▸ **Entries provided**
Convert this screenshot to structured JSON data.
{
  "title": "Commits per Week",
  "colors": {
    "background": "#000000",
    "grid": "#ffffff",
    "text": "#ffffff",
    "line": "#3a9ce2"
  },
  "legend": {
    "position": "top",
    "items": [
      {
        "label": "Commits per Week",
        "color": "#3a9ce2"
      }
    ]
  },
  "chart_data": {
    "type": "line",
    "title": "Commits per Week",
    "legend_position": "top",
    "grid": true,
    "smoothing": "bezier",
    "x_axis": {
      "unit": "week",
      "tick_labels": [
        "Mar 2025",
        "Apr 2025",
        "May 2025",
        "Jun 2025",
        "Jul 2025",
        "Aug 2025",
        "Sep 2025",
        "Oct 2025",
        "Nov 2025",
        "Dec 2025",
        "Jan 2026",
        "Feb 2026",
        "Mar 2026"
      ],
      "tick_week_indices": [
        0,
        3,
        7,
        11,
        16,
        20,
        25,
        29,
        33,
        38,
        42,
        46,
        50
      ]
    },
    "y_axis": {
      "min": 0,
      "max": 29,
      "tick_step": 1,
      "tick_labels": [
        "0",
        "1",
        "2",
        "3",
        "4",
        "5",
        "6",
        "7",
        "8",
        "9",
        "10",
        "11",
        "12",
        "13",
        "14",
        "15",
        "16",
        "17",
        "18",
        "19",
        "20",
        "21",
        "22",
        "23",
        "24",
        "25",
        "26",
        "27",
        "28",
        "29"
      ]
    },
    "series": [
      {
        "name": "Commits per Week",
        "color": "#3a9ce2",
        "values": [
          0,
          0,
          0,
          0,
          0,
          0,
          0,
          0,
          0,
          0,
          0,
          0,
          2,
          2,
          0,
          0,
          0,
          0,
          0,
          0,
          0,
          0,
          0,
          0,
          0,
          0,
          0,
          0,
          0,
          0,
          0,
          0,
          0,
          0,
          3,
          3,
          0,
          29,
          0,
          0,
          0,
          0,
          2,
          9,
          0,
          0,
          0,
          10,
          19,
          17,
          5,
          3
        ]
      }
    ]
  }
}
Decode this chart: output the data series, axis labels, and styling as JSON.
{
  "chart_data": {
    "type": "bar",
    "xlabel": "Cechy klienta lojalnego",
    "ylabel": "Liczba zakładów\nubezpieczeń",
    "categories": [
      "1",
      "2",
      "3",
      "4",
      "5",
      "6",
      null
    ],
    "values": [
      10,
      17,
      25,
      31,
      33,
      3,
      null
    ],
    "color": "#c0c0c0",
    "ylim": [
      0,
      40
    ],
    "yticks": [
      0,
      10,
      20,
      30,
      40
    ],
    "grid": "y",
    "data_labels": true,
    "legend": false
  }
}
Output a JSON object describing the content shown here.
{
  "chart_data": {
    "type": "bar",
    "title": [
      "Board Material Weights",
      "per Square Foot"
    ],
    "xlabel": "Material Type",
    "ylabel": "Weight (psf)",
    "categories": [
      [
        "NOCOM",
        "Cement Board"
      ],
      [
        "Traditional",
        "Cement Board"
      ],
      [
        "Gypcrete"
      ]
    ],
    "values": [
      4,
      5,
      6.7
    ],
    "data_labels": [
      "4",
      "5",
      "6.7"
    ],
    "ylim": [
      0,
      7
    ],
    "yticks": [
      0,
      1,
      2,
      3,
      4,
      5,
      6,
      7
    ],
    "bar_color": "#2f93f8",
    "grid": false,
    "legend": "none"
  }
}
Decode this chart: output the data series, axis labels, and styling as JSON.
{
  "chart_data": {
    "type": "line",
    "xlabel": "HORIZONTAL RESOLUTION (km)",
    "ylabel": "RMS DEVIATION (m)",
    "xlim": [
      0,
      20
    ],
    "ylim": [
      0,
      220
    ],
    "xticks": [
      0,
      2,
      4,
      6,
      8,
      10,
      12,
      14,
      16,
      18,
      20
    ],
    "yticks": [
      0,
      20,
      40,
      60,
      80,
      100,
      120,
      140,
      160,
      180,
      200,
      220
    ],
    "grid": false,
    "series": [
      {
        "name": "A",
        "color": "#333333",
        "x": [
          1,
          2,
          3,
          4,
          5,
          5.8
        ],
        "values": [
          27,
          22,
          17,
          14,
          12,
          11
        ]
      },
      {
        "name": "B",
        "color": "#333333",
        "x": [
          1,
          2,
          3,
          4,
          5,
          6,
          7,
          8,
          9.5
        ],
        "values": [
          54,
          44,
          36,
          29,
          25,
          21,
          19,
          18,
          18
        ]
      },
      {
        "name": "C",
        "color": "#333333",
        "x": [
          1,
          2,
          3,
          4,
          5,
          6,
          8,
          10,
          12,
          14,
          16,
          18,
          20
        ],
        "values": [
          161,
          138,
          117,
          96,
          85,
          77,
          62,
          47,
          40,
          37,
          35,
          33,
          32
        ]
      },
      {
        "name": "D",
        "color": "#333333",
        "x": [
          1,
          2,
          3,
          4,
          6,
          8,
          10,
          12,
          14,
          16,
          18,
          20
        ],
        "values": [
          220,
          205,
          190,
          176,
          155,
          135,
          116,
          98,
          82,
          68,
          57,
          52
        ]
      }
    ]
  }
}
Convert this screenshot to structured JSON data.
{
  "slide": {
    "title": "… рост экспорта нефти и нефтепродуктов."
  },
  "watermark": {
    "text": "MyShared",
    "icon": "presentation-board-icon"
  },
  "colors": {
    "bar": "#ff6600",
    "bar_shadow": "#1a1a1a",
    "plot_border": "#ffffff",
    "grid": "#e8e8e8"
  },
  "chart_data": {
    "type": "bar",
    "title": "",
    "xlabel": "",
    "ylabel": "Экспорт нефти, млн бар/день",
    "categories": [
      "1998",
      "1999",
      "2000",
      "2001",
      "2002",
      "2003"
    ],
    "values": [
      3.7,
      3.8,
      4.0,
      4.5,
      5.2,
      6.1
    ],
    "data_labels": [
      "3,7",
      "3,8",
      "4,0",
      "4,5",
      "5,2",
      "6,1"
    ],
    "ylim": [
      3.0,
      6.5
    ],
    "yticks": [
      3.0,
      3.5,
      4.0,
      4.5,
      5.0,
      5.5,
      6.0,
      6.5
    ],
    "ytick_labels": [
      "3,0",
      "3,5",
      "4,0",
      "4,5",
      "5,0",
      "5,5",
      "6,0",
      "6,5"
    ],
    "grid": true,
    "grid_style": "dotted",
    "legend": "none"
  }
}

▸ **Stated problem**
Restate the data above word for word.

▸ **Final answer**
Convert this screenshot to structured JSON data.
{
  "title": "Commits per Week",
  "colors": {
    "background": "#000000",
    "grid": "#ffffff",
    "text": "#ffffff",
    "line": "#3a9ce2"
  },
  "legend": {
    "position": "top",
    "items": [
      {
        "label": "Commits per Week",
        "color": "#3a9ce2"
      }
    ]
  },
  "chart_data": {
    "type": "line",
    "title": "Commits per Week",
    "legend_position": "top",
    "grid": true,
    "smoothing": "bezier",
    "x_axis": {
      "unit": "week",
      "tick_labels": [
        "Mar 2025",
        "Apr 2025",
        "May 2025",
        "Jun 2025",
        "Jul 2025",
        "Aug 2025",
        "Sep 2025",
        "Oct 2025",
        "Nov 2025",
        "Dec 2025",
        "Jan 2026",
        "Feb 2026",
        "Mar 2026"
      ],
      "tick_week_indices": [
        0,
        3,
        7,
        11,
        16,
        20,
        25,
        29,
        33,
        38,
        42,
        46,
        50
      ]
    },
    "y_axis": {
      "min": 0,
      "max": 29,
      "tick_step": 1,
      "tick_labels": [
        "0",
        "1",
        "2",
        "3",
        "4",
        "5",
        "6",
        "7",
        "8",
        "9",
        "10",
        "11",
        "12",
        "13",
        "14",
        "15",
        "16",
        "17",
        "18",
        "19",
        "20",
        "21",
        "22",
        "23",
        "24",
        "25",
        "26",
        "27",
        "28",
        "29"
      ]
    },
    "series": [
      {
        "name": "Commits per Week",
        "color": "#3a9ce2",
        "values": [
          0,
          0,
          0,
          0,
          0,
          0,
          0,
          0,
          0,
          0,
          0,
          0,
          2,
          2,
          0,
          0,
          0,
          0,
          0,
          0,
          0,
          0,
          0,
          0,
          0,
          0,
          0,
          0,
          0,
          0,
          0,
          0,
          0,
          0,
          3,
          3,
          0,
          29,
          0,
          0,
          0,
          0,
          2,
          9,
          0,
          0,
          0,
          10,
          19,
          17,
          5,
          3
        ]
      }
    ]
  }
}
Decode this chart: output the data series, axis labels, and styling as JSON.
{
  "chart_data": {
    "type": "bar",
    "xlabel": "Cechy klienta lojalnego",
    "ylabel": "Liczba zakładów\nubezpieczeń",
    "categories": [
      "1",
      "2",
      "3",
      "4",
      "5",
      "6",
      null
    ],
    "values": [
      10,
      17,
      25,
      31,
      33,
      3,
      null
    ],
    "color": "#c0c0c0",
    "ylim": [
      0,
      40
    ],
    "yticks": [
      0,
      10,
      20,
      30,
      40
    ],
    "grid": "y",
    "data_labels": true,
    "legend": false
  }
}
Output a JSON object describing the content shown here.
{
  "chart_data": {
    "type": "bar",
    "title": [
      "Board Material Weights",
      "per Square Foot"
    ],
    "xlabel": "Material Type",
    "ylabel": "Weight (psf)",
    "categories": [
      [
        "NOCOM",
        "Cement Board"
      ],
      [
        "Traditional",
        "Cement Board"
      ],
      [
        "Gypcrete"
      ]
    ],
    "values": [
      4,
      5,
      6.7
    ],
    "data_labels": [
      "4",
      "5",
      "6.7"
    ],
    "ylim": [
      0,
      7
    ],
    "yticks": [
      0,
      1,
      2,
      3,
      4,
      5,
      6,
      7
    ],
    "bar_color": "#2f93f8",
    "grid": false,
    "legend": "none"
  }
}
Decode this chart: output the data series, axis labels, and styling as JSON.
{
  "chart_data": {
    "type": "line",
    "xlabel": "HORIZONTAL RESOLUTION (km)",
    "ylabel": "RMS DEVIATION (m)",
    "xlim": [
      0,
      20
    ],
    "ylim": [
      0,
      220
    ],
    "xticks": [
      0,
      2,
      4,
      6,
      8,
      10,
      12,
      14,
      16,
      18,
      20
    ],
    "yticks": [
      0,
      20,
      40,
      60,
      80,
      100,
      120,
      140,
      160,
      180,
      200,
      220
    ],
    "grid": false,
    "series": [
      {
        "name": "A",
        "color": "#333333",
        "x": [
          1,
          2,
          3,
          4,
          5,
          5.8
        ],
        "values": [
          27,
          22,
          17,
          14,
          12,
          11
        ]
      },
      {
        "name": "B",
        "color": "#333333",
        "x": [
          1,
          2,
          3,
          4,
          5,
          6,
          7,
          8,
          9.5
        ],
        "values": [
          54,
          44,
          36,
          29,
          25,
          21,
          19,
          18,
          18
        ]
      },
      {
        "name": "C",
        "color": "#333333",
        "x": [
          1,
          2,
          3,
          4,
          5,
          6,
          8,
          10,
          12,
          14,
          16,
          18,
          20
        ],
        "values": [
          161,
          138,
          117,
          96,
          85,
          77,
          62,
          47,
          40,
          37,
          35,
          33,
          32
        ]
      },
      {
        "name": "D",
        "color": "#333333",
        "x": [
          1,
          2,
          3,
          4,
          6,
          8,
          10,
          12,
          14,
          16,
          18,
          20
        ],
        "values": [
          220,
          205,
          190,
          176,
          155,
          135,
          116,
          98,
          82,
          68,
          57,
          52
        ]
      }
    ]
  }
}
Convert this screenshot to structured JSON data.
{
  "slide": {
    "title": "… рост экспорта нефти и нефтепродуктов."
  },
  "watermark": {
    "text": "MyShared",
    "icon": "presentation-board-icon"
  },
  "colors": {
    "bar": "#ff6600",
    "bar_shadow": "#1a1a1a",
    "plot_border": "#ffffff",
    "grid": "#e8e8e8"
  },
  "chart_data": {
    "type": "bar",
    "title": "",
    "xlabel": "",
    "ylabel": "Экспорт нефти, млн бар/день",
    "categories": [
      "1998",
      "1999",
      "2000",
      "2001",
      "2002",
      "2003"
    ],
    "values": [
      3.7,
      3.8,
      4.0,
      4.5,
      5.2,
      6.1
    ],
    "data_labels": [
      "3,7",
      "3,8",
      "4,0",
      "4,5",
      "5,2",
      "6,1"
    ],
    "ylim": [
      3.0,
      6.5
    ],
    "yticks": [
      3.0,
      3.5,
      4.0,
      4.5,
      5.0,
      5.5,
      6.0,
      6.5
    ],
    "ytick_labels": [
      "3,0",
      "3,5",
      "4,0",
      "4,5",
      "5,0",
      "5,5",
      "6,0",
      "6,5"
    ],
    "grid": true,
    "grid_style": "dotted",
    "legend": "none"
  }
}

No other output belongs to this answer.